*** SUPPLIED ENTRIES ***
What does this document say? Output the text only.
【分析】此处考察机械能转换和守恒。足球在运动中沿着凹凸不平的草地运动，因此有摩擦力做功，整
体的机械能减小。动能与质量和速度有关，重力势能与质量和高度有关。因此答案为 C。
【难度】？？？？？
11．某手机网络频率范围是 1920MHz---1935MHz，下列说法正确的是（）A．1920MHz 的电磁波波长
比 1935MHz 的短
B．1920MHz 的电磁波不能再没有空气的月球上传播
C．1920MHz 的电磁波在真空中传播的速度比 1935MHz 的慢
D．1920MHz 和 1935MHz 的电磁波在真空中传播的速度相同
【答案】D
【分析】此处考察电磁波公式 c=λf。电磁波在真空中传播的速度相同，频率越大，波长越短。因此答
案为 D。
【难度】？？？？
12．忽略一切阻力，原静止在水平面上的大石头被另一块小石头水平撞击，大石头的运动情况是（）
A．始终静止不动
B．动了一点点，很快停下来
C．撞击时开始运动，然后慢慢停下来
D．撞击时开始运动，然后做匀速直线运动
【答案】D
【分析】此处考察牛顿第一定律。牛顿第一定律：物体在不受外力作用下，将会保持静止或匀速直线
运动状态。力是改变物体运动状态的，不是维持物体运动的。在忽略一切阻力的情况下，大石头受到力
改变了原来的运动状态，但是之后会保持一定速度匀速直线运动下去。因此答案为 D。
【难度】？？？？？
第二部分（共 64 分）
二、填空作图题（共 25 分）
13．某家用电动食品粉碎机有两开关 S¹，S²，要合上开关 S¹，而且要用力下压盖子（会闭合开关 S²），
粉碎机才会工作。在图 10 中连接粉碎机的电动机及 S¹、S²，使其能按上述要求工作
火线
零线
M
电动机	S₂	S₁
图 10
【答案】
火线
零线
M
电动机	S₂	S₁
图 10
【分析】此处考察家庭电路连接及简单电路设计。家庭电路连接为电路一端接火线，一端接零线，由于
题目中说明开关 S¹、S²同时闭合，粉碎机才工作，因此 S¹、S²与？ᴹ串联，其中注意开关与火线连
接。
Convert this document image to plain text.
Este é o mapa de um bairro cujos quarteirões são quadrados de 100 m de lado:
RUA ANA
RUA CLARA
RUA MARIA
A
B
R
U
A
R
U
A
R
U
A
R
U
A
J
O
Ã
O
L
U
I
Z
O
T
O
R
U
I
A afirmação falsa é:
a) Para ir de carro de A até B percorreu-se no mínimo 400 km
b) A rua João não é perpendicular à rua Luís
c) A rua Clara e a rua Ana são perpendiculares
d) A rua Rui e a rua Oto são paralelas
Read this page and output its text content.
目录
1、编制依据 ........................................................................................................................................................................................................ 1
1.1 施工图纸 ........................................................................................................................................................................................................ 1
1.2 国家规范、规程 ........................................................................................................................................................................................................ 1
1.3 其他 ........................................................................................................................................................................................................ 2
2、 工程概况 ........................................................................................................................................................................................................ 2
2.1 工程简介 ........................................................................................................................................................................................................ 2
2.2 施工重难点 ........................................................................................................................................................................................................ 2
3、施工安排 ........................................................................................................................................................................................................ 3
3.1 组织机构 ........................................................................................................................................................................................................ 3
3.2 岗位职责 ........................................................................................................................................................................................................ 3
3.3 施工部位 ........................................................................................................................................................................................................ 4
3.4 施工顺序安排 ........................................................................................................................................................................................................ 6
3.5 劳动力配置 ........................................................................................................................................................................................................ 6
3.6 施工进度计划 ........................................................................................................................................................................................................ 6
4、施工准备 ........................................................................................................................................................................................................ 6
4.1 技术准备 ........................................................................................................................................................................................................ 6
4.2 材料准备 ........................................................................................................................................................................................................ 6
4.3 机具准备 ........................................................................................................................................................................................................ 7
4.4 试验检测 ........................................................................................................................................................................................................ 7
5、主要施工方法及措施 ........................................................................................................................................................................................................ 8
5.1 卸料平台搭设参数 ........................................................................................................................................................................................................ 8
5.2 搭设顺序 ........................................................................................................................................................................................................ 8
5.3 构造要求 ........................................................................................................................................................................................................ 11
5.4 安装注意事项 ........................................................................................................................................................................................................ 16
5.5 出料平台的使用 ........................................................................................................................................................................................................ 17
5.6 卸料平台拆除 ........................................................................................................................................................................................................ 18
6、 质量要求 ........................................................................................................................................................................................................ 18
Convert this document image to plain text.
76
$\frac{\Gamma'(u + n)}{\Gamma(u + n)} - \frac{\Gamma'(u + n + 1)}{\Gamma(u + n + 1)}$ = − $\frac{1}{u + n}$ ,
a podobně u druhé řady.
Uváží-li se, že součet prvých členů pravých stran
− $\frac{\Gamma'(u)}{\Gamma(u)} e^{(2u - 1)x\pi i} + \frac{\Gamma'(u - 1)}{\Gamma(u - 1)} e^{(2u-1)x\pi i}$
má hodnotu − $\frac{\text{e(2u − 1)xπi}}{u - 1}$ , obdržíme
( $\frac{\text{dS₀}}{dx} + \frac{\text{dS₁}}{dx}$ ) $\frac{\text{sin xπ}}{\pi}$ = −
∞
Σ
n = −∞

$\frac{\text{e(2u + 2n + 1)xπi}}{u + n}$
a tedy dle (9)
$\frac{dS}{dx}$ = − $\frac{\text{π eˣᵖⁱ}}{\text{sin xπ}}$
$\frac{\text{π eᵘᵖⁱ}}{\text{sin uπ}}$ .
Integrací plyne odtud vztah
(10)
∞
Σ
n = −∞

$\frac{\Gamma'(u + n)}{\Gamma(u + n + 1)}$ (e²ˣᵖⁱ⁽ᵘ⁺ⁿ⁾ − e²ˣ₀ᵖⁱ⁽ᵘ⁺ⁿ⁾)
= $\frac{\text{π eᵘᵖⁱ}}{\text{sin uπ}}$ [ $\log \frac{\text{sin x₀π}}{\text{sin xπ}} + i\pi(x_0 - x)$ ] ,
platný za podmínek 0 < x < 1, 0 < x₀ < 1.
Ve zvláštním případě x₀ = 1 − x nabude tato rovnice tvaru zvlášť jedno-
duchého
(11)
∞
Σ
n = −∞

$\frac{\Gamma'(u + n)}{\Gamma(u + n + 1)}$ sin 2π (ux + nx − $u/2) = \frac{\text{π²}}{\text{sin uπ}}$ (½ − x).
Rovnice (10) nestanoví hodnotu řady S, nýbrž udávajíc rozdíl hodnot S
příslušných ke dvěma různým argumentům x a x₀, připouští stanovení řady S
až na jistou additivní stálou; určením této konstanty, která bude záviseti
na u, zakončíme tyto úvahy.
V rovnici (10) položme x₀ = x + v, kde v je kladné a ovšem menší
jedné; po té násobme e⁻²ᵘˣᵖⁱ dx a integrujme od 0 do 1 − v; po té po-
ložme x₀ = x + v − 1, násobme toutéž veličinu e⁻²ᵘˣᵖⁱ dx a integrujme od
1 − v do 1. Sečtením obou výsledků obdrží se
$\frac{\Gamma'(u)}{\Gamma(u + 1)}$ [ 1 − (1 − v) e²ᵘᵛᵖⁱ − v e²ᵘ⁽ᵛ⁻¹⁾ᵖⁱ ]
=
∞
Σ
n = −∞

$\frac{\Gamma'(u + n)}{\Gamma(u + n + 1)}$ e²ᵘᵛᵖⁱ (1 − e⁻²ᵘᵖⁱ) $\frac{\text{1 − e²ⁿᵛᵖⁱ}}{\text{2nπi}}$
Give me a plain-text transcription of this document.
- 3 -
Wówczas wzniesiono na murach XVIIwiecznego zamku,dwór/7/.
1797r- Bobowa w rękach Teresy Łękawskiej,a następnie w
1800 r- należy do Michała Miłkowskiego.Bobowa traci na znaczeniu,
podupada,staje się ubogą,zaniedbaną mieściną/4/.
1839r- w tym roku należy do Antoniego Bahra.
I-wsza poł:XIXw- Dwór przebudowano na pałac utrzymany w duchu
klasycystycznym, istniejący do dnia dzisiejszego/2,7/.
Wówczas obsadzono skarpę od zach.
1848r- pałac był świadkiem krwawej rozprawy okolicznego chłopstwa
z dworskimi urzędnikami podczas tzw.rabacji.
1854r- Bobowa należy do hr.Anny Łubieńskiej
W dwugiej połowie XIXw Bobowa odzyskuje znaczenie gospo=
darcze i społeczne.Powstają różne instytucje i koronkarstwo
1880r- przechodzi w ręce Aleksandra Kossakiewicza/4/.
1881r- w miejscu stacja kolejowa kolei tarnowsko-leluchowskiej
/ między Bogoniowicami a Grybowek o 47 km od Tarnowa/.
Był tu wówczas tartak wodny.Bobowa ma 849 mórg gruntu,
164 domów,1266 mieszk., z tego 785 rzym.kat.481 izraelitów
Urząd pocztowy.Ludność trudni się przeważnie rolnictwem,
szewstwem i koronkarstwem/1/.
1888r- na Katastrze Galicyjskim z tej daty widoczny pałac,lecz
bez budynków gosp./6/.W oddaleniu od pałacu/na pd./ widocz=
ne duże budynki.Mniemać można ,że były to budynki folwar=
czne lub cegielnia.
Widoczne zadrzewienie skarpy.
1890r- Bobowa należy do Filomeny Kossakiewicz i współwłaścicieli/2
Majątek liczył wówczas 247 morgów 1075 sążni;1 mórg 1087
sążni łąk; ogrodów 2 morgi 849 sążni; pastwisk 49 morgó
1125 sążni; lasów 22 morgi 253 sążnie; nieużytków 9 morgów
***
STATED TASK —
List every line from the entries above in which "mórg" appears.

SOLUTION FOR THIS PROBLEM —
Był tu wówczas tartak wodny.Bobowa ma 849 mórg gruntu,
Majątek liczył wówczas 247 morgów 1075 sążni;1 mórg 1087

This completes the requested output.